### Set task
Scan the entries below for the word "into". Copy each line that has it.

START Given records

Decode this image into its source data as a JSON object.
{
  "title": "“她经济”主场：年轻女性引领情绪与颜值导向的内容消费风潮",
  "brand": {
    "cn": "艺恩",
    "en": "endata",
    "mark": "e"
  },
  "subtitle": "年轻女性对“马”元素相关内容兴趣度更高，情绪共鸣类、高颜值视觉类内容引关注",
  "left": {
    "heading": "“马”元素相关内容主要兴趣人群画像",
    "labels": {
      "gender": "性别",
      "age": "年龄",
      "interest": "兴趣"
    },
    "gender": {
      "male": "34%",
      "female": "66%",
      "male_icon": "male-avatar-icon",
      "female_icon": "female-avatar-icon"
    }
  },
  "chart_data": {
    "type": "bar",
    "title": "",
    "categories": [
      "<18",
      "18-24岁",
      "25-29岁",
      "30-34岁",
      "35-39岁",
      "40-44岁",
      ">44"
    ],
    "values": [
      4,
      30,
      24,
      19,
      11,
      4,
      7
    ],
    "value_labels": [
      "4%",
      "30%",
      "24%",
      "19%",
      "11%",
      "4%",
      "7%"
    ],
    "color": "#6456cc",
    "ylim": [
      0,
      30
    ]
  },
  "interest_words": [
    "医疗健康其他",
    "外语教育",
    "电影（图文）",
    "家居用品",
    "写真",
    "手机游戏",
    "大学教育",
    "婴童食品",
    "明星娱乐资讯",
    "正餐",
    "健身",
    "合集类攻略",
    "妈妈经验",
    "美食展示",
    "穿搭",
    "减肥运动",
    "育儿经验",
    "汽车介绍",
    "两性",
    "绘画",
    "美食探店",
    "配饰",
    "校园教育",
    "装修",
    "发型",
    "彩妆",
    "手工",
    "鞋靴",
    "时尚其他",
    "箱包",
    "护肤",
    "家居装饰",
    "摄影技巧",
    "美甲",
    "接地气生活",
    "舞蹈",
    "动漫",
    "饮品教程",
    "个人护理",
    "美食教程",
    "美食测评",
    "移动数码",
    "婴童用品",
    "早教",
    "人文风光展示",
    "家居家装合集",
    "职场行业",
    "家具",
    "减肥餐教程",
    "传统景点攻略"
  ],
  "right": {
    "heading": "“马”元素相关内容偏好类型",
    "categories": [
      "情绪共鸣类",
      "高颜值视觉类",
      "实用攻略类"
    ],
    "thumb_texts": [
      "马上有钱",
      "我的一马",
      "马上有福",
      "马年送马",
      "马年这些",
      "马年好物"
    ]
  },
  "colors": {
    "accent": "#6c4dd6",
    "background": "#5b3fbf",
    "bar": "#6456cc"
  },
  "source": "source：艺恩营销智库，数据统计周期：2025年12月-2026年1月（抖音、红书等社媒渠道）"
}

END Given records
START Given records

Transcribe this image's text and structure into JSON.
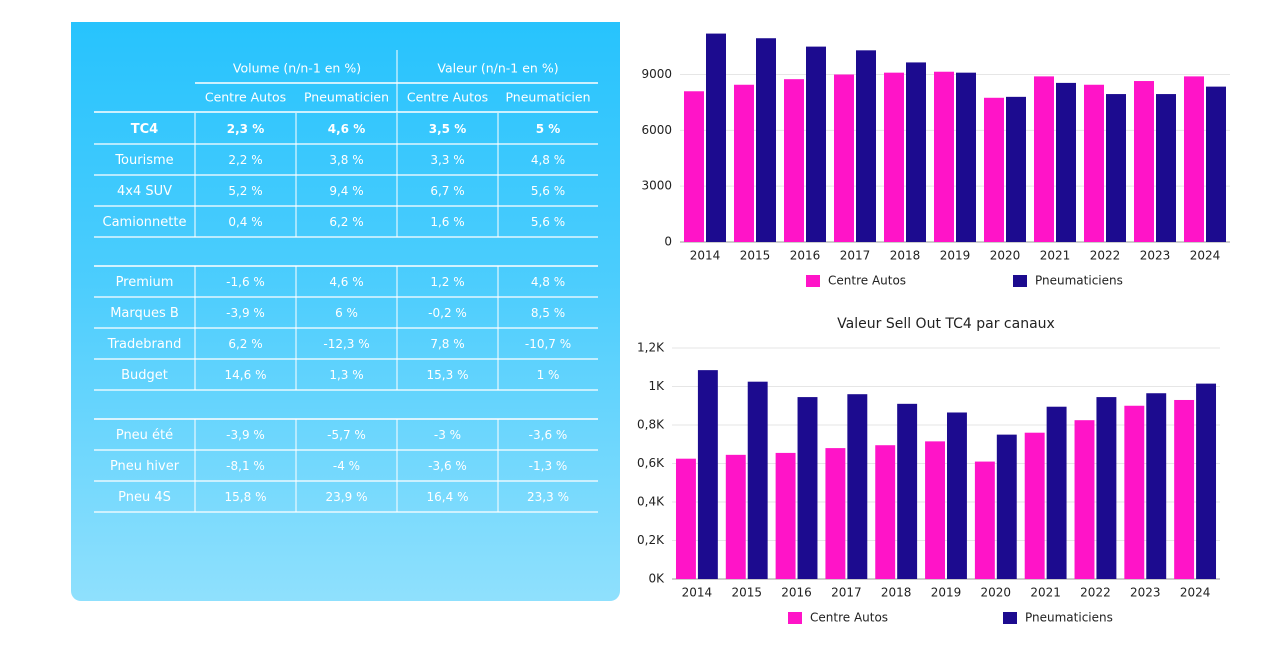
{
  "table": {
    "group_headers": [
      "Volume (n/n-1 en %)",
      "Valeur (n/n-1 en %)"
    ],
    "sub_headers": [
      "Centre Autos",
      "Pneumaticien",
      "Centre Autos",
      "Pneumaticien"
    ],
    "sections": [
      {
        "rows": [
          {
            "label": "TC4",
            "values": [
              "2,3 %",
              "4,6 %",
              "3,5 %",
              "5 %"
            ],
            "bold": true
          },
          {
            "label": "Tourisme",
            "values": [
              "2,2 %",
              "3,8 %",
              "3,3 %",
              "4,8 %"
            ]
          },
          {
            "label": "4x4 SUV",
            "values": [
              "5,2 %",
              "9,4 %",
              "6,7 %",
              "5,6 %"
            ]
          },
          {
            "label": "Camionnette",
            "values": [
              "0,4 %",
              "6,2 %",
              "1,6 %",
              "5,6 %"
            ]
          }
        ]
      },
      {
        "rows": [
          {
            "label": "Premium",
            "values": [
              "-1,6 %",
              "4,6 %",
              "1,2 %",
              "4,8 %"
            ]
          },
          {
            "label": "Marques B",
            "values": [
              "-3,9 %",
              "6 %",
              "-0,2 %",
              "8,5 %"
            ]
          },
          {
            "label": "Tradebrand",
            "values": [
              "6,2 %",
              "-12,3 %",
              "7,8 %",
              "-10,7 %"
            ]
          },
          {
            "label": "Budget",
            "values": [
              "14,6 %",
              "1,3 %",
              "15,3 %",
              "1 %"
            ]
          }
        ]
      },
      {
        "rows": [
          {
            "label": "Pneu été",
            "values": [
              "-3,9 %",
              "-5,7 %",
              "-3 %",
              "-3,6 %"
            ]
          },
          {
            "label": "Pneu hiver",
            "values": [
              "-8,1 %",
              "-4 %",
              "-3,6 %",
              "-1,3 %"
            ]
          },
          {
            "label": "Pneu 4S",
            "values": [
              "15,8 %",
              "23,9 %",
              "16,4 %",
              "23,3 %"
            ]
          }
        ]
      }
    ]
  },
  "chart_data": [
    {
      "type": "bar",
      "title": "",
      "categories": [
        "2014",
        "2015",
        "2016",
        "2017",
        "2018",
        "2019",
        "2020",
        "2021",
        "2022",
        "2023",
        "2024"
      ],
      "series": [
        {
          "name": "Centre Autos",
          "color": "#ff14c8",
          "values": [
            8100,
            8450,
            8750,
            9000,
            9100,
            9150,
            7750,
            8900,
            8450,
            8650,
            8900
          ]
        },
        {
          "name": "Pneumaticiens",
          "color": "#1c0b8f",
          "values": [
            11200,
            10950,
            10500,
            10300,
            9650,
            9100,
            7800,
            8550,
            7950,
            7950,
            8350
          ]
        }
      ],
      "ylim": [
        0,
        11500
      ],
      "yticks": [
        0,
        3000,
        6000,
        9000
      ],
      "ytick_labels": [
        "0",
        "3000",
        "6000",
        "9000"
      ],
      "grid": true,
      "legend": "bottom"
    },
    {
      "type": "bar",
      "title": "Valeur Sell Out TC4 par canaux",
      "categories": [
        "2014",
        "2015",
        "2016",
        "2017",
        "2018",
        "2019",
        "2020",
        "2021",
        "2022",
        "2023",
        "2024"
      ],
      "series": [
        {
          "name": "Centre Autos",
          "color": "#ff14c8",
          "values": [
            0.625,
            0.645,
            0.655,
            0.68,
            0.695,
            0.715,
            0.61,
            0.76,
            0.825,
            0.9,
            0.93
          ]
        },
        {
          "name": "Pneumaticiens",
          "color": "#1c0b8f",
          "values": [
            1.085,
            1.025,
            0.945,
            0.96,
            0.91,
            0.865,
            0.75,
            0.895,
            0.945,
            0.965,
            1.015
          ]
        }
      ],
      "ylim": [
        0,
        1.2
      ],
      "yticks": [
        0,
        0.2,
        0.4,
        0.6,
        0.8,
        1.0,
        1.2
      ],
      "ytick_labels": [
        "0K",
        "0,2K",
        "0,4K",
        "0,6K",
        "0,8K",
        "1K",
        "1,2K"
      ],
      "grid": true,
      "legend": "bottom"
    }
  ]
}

END Given records

### Full answer
Decode this image into its source data as a JSON object.
Transcribe this image's text and structure into JSON.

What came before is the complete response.